Produce a word-for-word copy of the listing below without its pictures.

===== Record list =====

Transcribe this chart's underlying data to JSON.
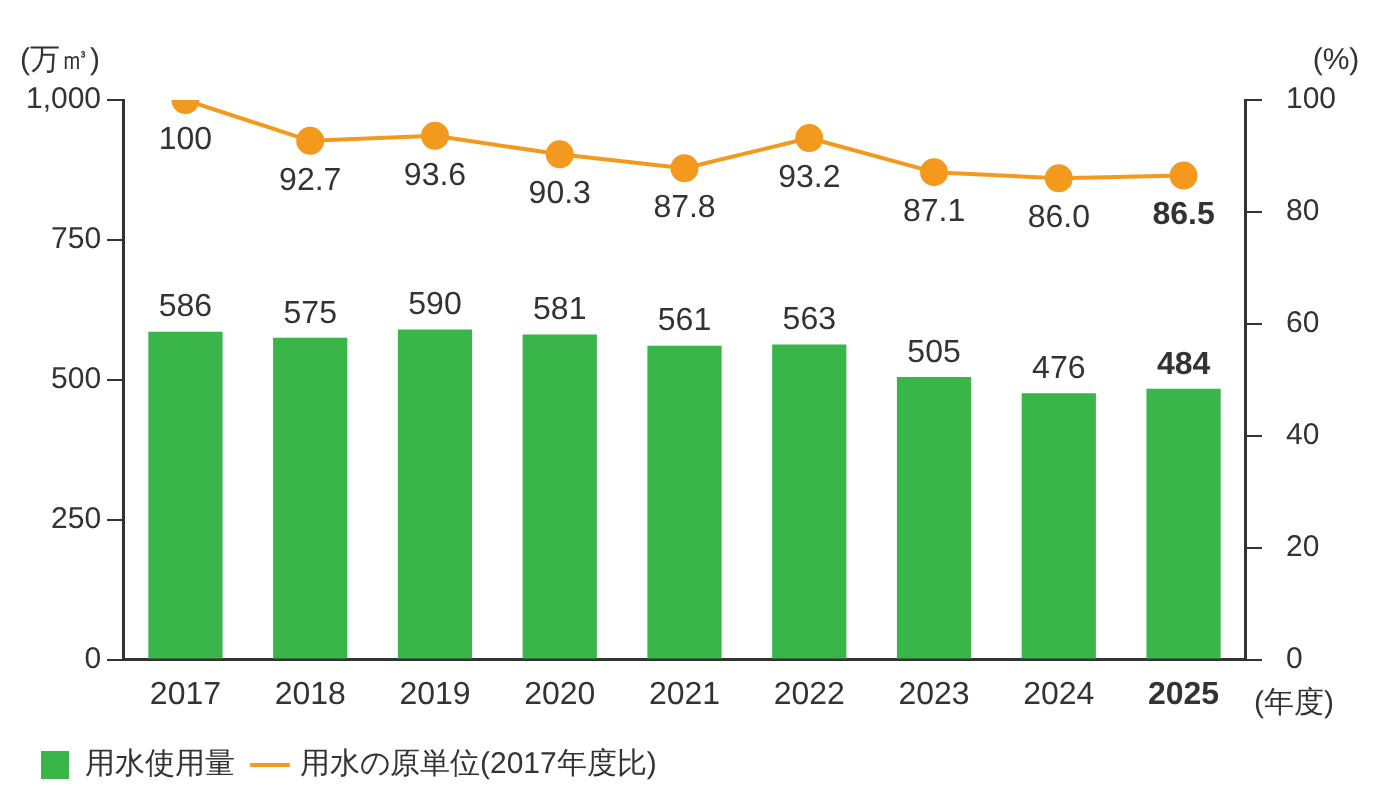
{
  "chart_data": {
    "type": "bar",
    "xlabel": "(年度)",
    "ylabel": "(万㎥)",
    "y2label": "(%)",
    "categories": [
      "2017",
      "2018",
      "2019",
      "2020",
      "2021",
      "2022",
      "2023",
      "2024",
      "2025"
    ],
    "series": [
      {
        "name": "用水使用量",
        "color": "#3ab54a",
        "values": [
          586,
          575,
          590,
          581,
          561,
          563,
          505,
          476,
          484
        ],
        "value_labels": [
          "586",
          "575",
          "590",
          "581",
          "561",
          "563",
          "505",
          "476",
          "484"
        ]
      },
      {
        "name": "用水の原単位(2017年度比)",
        "type": "line",
        "axis": "y2",
        "color": "#f39a1e",
        "marker": "circle",
        "values": [
          100,
          92.7,
          93.6,
          90.3,
          87.8,
          93.2,
          87.1,
          86.0,
          86.5
        ],
        "value_labels": [
          "100",
          "92.7",
          "93.6",
          "90.3",
          "87.8",
          "93.2",
          "87.1",
          "86.0",
          "86.5"
        ]
      }
    ],
    "ylim": [
      0,
      1000
    ],
    "yticks": [
      0,
      250,
      500,
      750,
      {
        "value": 1000,
        "label": "1,000"
      }
    ],
    "y2lim": [
      0,
      100
    ],
    "y2ticks": [
      0,
      20,
      40,
      60,
      80,
      100
    ],
    "grid": false,
    "legend": "bottom left"
  }
}
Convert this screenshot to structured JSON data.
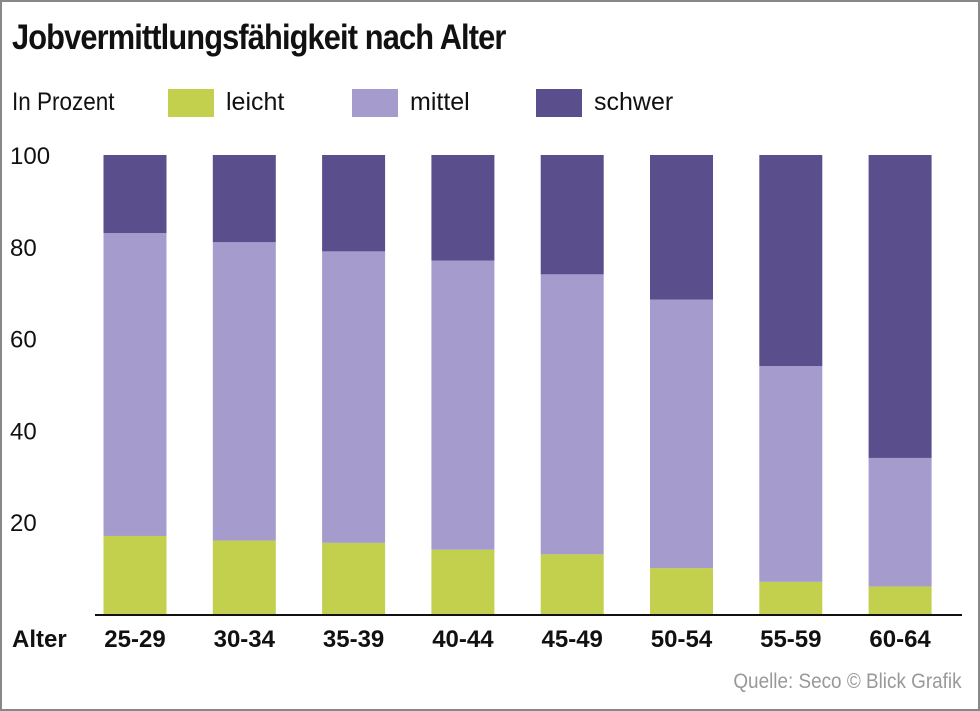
{
  "chart_data": {
    "type": "bar",
    "stacked": true,
    "title": "Jobvermittlungsfähigkeit nach Alter",
    "ylabel": "In Prozent",
    "xlabel": "Alter",
    "ylim": [
      0,
      100
    ],
    "yticks": [
      20,
      40,
      60,
      80,
      100
    ],
    "categories": [
      "25-29",
      "30-34",
      "35-39",
      "40-44",
      "45-49",
      "50-54",
      "55-59",
      "60-64"
    ],
    "series": [
      {
        "name": "leicht",
        "color": "#c3d04e",
        "values": [
          17,
          16,
          15.5,
          14,
          13,
          10,
          7,
          6
        ]
      },
      {
        "name": "mittel",
        "color": "#a59ccd",
        "values": [
          66,
          65,
          63.5,
          63,
          61,
          58.5,
          47,
          28
        ]
      },
      {
        "name": "schwer",
        "color": "#5a4f8c",
        "values": [
          17,
          19,
          21,
          23,
          26,
          31.5,
          46,
          66
        ]
      }
    ],
    "legend_position": "top",
    "grid": false
  },
  "source": "Quelle: Seco   © Blick Grafik"
}
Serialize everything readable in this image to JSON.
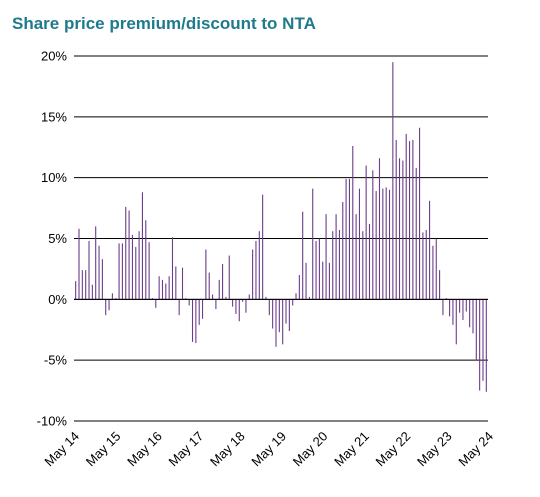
{
  "chart_data": {
    "type": "bar",
    "title": "Share price premium/discount to NTA",
    "xlabel": "",
    "ylabel": "",
    "ylim": [
      -10,
      20
    ],
    "yticks": [
      20,
      15,
      10,
      5,
      0,
      -5,
      -10
    ],
    "ytick_labels": [
      "20%",
      "15%",
      "10%",
      "5%",
      "0%",
      "-5%",
      "-10%"
    ],
    "xtick_labels": [
      "May 14",
      "May 15",
      "May 16",
      "May 17",
      "May 18",
      "May 19",
      "May 20",
      "May 21",
      "May 22",
      "May 23",
      "May 24"
    ],
    "grid": "horizontal",
    "legend": "none",
    "bar_color": "#6b3d8a",
    "values": [
      1.5,
      5.8,
      2.4,
      2.4,
      4.8,
      1.2,
      6.0,
      4.4,
      3.3,
      -1.3,
      -0.9,
      0.5,
      0.1,
      4.6,
      4.6,
      7.6,
      7.3,
      5.3,
      4.3,
      5.6,
      8.8,
      6.5,
      4.7,
      0.1,
      -0.7,
      1.9,
      1.6,
      1.3,
      1.9,
      5.1,
      2.7,
      -1.3,
      2.6,
      0.1,
      -0.5,
      -3.5,
      -3.6,
      -2.1,
      -1.6,
      4.1,
      2.2,
      0.4,
      -0.8,
      1.6,
      2.9,
      0.2,
      3.6,
      -0.6,
      -1.2,
      -1.8,
      -0.2,
      -1.1,
      0.4,
      4.1,
      4.8,
      5.6,
      8.6,
      0.2,
      -1.3,
      -2.4,
      -3.9,
      -2.7,
      -3.7,
      -2.0,
      -2.6,
      -0.5,
      0.5,
      2.0,
      7.2,
      3.0,
      0.2,
      9.1,
      4.8,
      5.0,
      3.1,
      7.0,
      3.0,
      5.6,
      7.0,
      5.7,
      8.0,
      9.9,
      9.9,
      12.6,
      7.0,
      9.1,
      5.6,
      11.0,
      6.2,
      10.6,
      8.9,
      11.6,
      9.1,
      9.2,
      9.0,
      19.5,
      13.1,
      11.6,
      11.4,
      13.6,
      13.0,
      13.1,
      10.8,
      14.1,
      5.5,
      5.7,
      8.1,
      4.4,
      5.0,
      2.4,
      -1.3,
      0.1,
      -1.4,
      -2.1,
      -3.7,
      -1.1,
      -1.7,
      -1.0,
      -2.3,
      -2.8,
      -5.0,
      -7.5,
      -6.7,
      -7.6
    ]
  }
}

=====

_Reply_
Transcribe this chart's underlying data to JSON.
{
  "chart_data": {
    "type": "bar",
    "xlabel": "(年度)",
    "ylabel": "(万㎥)",
    "y2label": "(%)",
    "categories": [
      "2017",
      "2018",
      "2019",
      "2020",
      "2021",
      "2022",
      "2023",
      "2024",
      "2025"
    ],
    "series": [
      {
        "name": "用水使用量",
        "color": "#3ab54a",
        "values": [
          586,
          575,
          590,
          581,
          561,
          563,
          505,
          476,
          484
        ],
        "value_labels": [
          "586",
          "575",
          "590",
          "581",
          "561",
          "563",
          "505",
          "476",
          "484"
        ]
      },
      {
        "name": "用水の原単位(2017年度比)",
        "type": "line",
        "axis": "y2",
        "color": "#f39a1e",
        "marker": "circle",
        "values": [
          100,
          92.7,
          93.6,
          90.3,
          87.8,
          93.2,
          87.1,
          86.0,
          86.5
        ],
        "value_labels": [
          "100",
          "92.7",
          "93.6",
          "90.3",
          "87.8",
          "93.2",
          "87.1",
          "86.0",
          "86.5"
        ]
      }
    ],
    "ylim": [
      0,
      1000
    ],
    "yticks": [
      0,
      250,
      500,
      750,
      {
        "value": 1000,
        "label": "1,000"
      }
    ],
    "y2lim": [
      0,
      100
    ],
    "y2ticks": [
      0,
      20,
      40,
      60,
      80,
      100
    ],
    "grid": false,
    "legend": "bottom left"
  }
}
Convert this screenshot to structured JSON data.
{
  "chart_data": {
    "type": "bar",
    "stacked": true,
    "title": "Jobvermittlungsfähigkeit nach Alter",
    "ylabel": "In Prozent",
    "xlabel": "Alter",
    "ylim": [
      0,
      100
    ],
    "yticks": [
      20,
      40,
      60,
      80,
      100
    ],
    "categories": [
      "25-29",
      "30-34",
      "35-39",
      "40-44",
      "45-49",
      "50-54",
      "55-59",
      "60-64"
    ],
    "series": [
      {
        "name": "leicht",
        "color": "#c3d04e",
        "values": [
          17,
          16,
          15.5,
          14,
          13,
          10,
          7,
          6
        ]
      },
      {
        "name": "mittel",
        "color": "#a59ccd",
        "values": [
          66,
          65,
          63.5,
          63,
          61,
          58.5,
          47,
          28
        ]
      },
      {
        "name": "schwer",
        "color": "#5a4f8c",
        "values": [
          17,
          19,
          21,
          23,
          26,
          31.5,
          46,
          66
        ]
      }
    ],
    "legend_position": "top",
    "grid": false
  },
  "source": "Quelle: Seco   © Blick Grafik"
}
Serialize everything readable in this image to JSON.
{
  "chart_data": {
    "type": "bar",
    "title": "Share price premium/discount to NTA",
    "xlabel": "",
    "ylabel": "",
    "ylim": [
      -10,
      20
    ],
    "yticks": [
      20,
      15,
      10,
      5,
      0,
      -5,
      -10
    ],
    "ytick_labels": [
      "20%",
      "15%",
      "10%",
      "5%",
      "0%",
      "-5%",
      "-10%"
    ],
    "xtick_labels": [
      "May 14",
      "May 15",
      "May 16",
      "May 17",
      "May 18",
      "May 19",
      "May 20",
      "May 21",
      "May 22",
      "May 23",
      "May 24"
    ],
    "grid": "horizontal",
    "legend": "none",
    "bar_color": "#6b3d8a",
    "values": [
      1.5,
      5.8,
      2.4,
      2.4,
      4.8,
      1.2,
      6.0,
      4.4,
      3.3,
      -1.3,
      -0.9,
      0.5,
      0.1,
      4.6,
      4.6,
      7.6,
      7.3,
      5.3,
      4.3,
      5.6,
      8.8,
      6.5,
      4.7,
      0.1,
      -0.7,
      1.9,
      1.6,
      1.3,
      1.9,
      5.1,
      2.7,
      -1.3,
      2.6,
      0.1,
      -0.5,
      -3.5,
      -3.6,
      -2.1,
      -1.6,
      4.1,
      2.2,
      0.4,
      -0.8,
      1.6,
      2.9,
      0.2,
      3.6,
      -0.6,
      -1.2,
      -1.8,
      -0.2,
      -1.1,
      0.4,
      4.1,
      4.8,
      5.6,
      8.6,
      0.2,
      -1.3,
      -2.4,
      -3.9,
      -2.7,
      -3.7,
      -2.0,
      -2.6,
      -0.5,
      0.5,
      2.0,
      7.2,
      3.0,
      0.2,
      9.1,
      4.8,
      5.0,
      3.1,
      7.0,
      3.0,
      5.6,
      7.0,
      5.7,
      8.0,
      9.9,
      9.9,
      12.6,
      7.0,
      9.1,
      5.6,
      11.0,
      6.2,
      10.6,
      8.9,
      11.6,
      9.1,
      9.2,
      9.0,
      19.5,
      13.1,
      11.6,
      11.4,
      13.6,
      13.0,
      13.1,
      10.8,
      14.1,
      5.5,
      5.7,
      8.1,
      4.4,
      5.0,
      2.4,
      -1.3,
      0.1,
      -1.4,
      -2.1,
      -3.7,
      -1.1,
      -1.7,
      -1.0,
      -2.3,
      -2.8,
      -5.0,
      -7.5,
      -6.7,
      -7.6
    ]
  }
}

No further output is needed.